Would you repeat the listing exactly but omit every picture?

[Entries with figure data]
"""
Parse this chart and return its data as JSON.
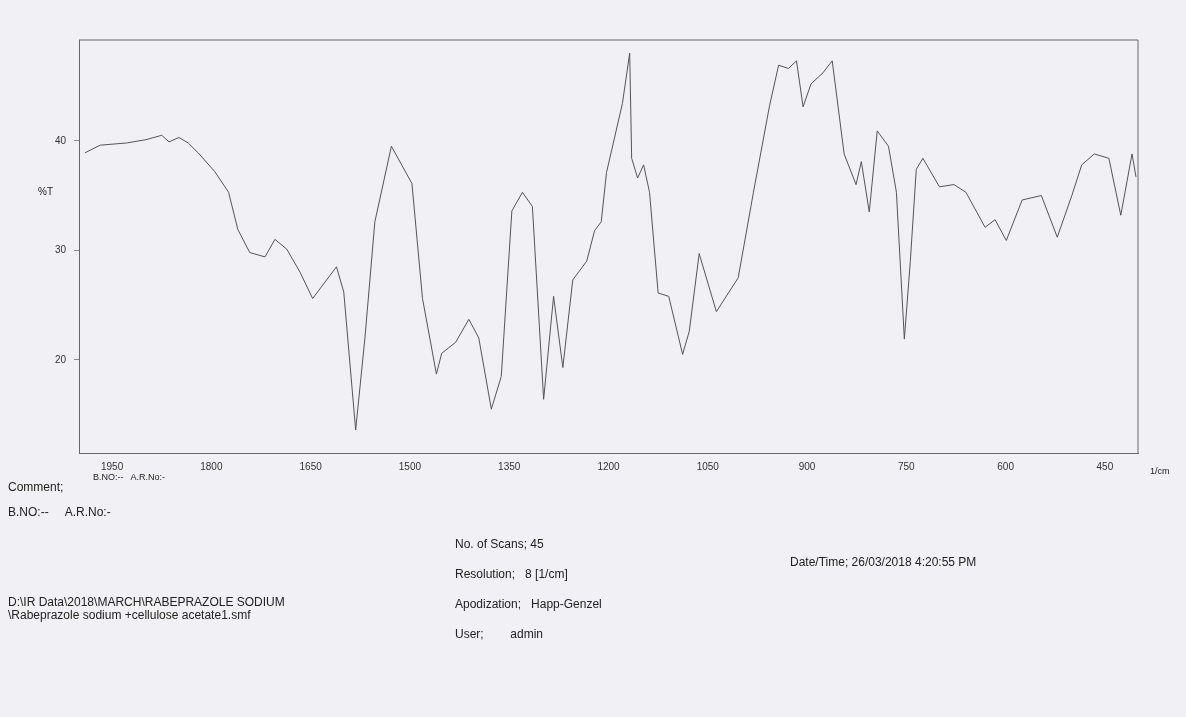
{
  "chart_data": {
    "type": "line",
    "xlabel": "1/cm",
    "ylabel": "%T",
    "annotations": [
      "B.NO:--   A.R.No:-",
      "Comment;",
      "B.NO:--     A.R.No:-",
      "No. of Scans; 45",
      "Resolution;   8 [1/cm]",
      "Apodization;   Happ-Genzel",
      "User;        admin",
      "Date/Time; 26/03/2018 4:20:55 PM",
      "D:\\IR Data\\2018\\MARCH\\RABEPRAZOLE SODIUM",
      "\\Rabeprazole sodium +cellulose acetate1.smf"
    ],
    "x": [
      1991,
      1968,
      1928,
      1899,
      1875,
      1864,
      1849,
      1835,
      1820,
      1795,
      1774,
      1760,
      1742,
      1719,
      1704,
      1686,
      1666,
      1647,
      1611,
      1600,
      1582,
      1568,
      1553,
      1528,
      1497,
      1481,
      1460,
      1452,
      1431,
      1411,
      1396,
      1377,
      1362,
      1346,
      1330,
      1315,
      1298,
      1283,
      1269,
      1254,
      1233,
      1221,
      1211,
      1203,
      1179,
      1168,
      1165,
      1156,
      1147,
      1138,
      1125,
      1109,
      1088,
      1078,
      1063,
      1037,
      1004,
      981,
      957,
      943,
      928,
      916,
      906,
      894,
      876,
      862,
      844,
      826,
      818,
      806,
      794,
      777,
      765,
      753,
      744,
      735,
      725,
      700,
      678,
      660,
      631,
      616,
      599,
      575,
      546,
      522,
      500,
      485,
      466,
      444,
      426,
      409,
      403
    ],
    "series": [
      {
        "color": "#555555",
        "values": [
          38.9,
          39.6,
          39.8,
          40.1,
          40.5,
          39.9,
          40.3,
          39.8,
          38.9,
          37.2,
          35.3,
          31.9,
          29.8,
          29.4,
          31.0,
          30.1,
          28.0,
          25.6,
          28.5,
          26.2,
          13.6,
          22.0,
          32.6,
          39.5,
          36.1,
          25.6,
          18.7,
          20.6,
          21.6,
          23.7,
          22.0,
          15.5,
          18.5,
          33.6,
          35.3,
          34.0,
          16.4,
          25.8,
          19.3,
          27.3,
          29.0,
          31.8,
          32.6,
          37.1,
          43.4,
          48.0,
          38.4,
          36.6,
          37.8,
          35.3,
          26.1,
          25.8,
          20.5,
          22.6,
          29.7,
          24.4,
          27.5,
          35.3,
          43.1,
          46.9,
          46.6,
          47.3,
          43.1,
          45.2,
          46.2,
          47.3,
          38.8,
          36.0,
          38.1,
          33.5,
          40.9,
          39.5,
          35.3,
          21.9,
          29.0,
          37.4,
          38.4,
          35.8,
          36.0,
          35.3,
          32.1,
          32.8,
          30.9,
          34.6,
          35.0,
          31.2,
          35.0,
          37.8,
          38.8,
          38.4,
          33.2,
          38.8,
          36.7
        ]
      }
    ],
    "xlim": [
      2000,
      400
    ],
    "ylim": [
      11.5,
      49.2
    ],
    "xticks": [
      1950,
      1800,
      1650,
      1500,
      1350,
      1200,
      1050,
      900,
      750,
      600,
      450
    ],
    "yticks": [
      20,
      30,
      40
    ],
    "grid": false,
    "legend": false,
    "marker": "none"
  }
}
"""
### Exercise response
Parse this chart and return its data as JSON.
{
  "chart_data": {
    "type": "line",
    "xlabel": "1/cm",
    "ylabel": "%T",
    "annotations": [
      "B.NO:--   A.R.No:-",
      "Comment;",
      "B.NO:--     A.R.No:-",
      "No. of Scans; 45",
      "Resolution;   8 [1/cm]",
      "Apodization;   Happ-Genzel",
      "User;        admin",
      "Date/Time; 26/03/2018 4:20:55 PM",
      "D:\\IR Data\\2018\\MARCH\\RABEPRAZOLE SODIUM",
      "\\Rabeprazole sodium +cellulose acetate1.smf"
    ],
    "x": [
      1991,
      1968,
      1928,
      1899,
      1875,
      1864,
      1849,
      1835,
      1820,
      1795,
      1774,
      1760,
      1742,
      1719,
      1704,
      1686,
      1666,
      1647,
      1611,
      1600,
      1582,
      1568,
      1553,
      1528,
      1497,
      1481,
      1460,
      1452,
      1431,
      1411,
      1396,
      1377,
      1362,
      1346,
      1330,
      1315,
      1298,
      1283,
      1269,
      1254,
      1233,
      1221,
      1211,
      1203,
      1179,
      1168,
      1165,
      1156,
      1147,
      1138,
      1125,
      1109,
      1088,
      1078,
      1063,
      1037,
      1004,
      981,
      957,
      943,
      928,
      916,
      906,
      894,
      876,
      862,
      844,
      826,
      818,
      806,
      794,
      777,
      765,
      753,
      744,
      735,
      725,
      700,
      678,
      660,
      631,
      616,
      599,
      575,
      546,
      522,
      500,
      485,
      466,
      444,
      426,
      409,
      403
    ],
    "series": [
      {
        "color": "#555555",
        "values": [
          38.9,
          39.6,
          39.8,
          40.1,
          40.5,
          39.9,
          40.3,
          39.8,
          38.9,
          37.2,
          35.3,
          31.9,
          29.8,
          29.4,
          31.0,
          30.1,
          28.0,
          25.6,
          28.5,
          26.2,
          13.6,
          22.0,
          32.6,
          39.5,
          36.1,
          25.6,
          18.7,
          20.6,
          21.6,
          23.7,
          22.0,
          15.5,
          18.5,
          33.6,
          35.3,
          34.0,
          16.4,
          25.8,
          19.3,
          27.3,
          29.0,
          31.8,
          32.6,
          37.1,
          43.4,
          48.0,
          38.4,
          36.6,
          37.8,
          35.3,
          26.1,
          25.8,
          20.5,
          22.6,
          29.7,
          24.4,
          27.5,
          35.3,
          43.1,
          46.9,
          46.6,
          47.3,
          43.1,
          45.2,
          46.2,
          47.3,
          38.8,
          36.0,
          38.1,
          33.5,
          40.9,
          39.5,
          35.3,
          21.9,
          29.0,
          37.4,
          38.4,
          35.8,
          36.0,
          35.3,
          32.1,
          32.8,
          30.9,
          34.6,
          35.0,
          31.2,
          35.0,
          37.8,
          38.8,
          38.4,
          33.2,
          38.8,
          36.7
        ]
      }
    ],
    "xlim": [
      2000,
      400
    ],
    "ylim": [
      11.5,
      49.2
    ],
    "xticks": [
      1950,
      1800,
      1650,
      1500,
      1350,
      1200,
      1050,
      900,
      750,
      600,
      450
    ],
    "yticks": [
      20,
      30,
      40
    ],
    "grid": false,
    "legend": false,
    "marker": "none"
  }
}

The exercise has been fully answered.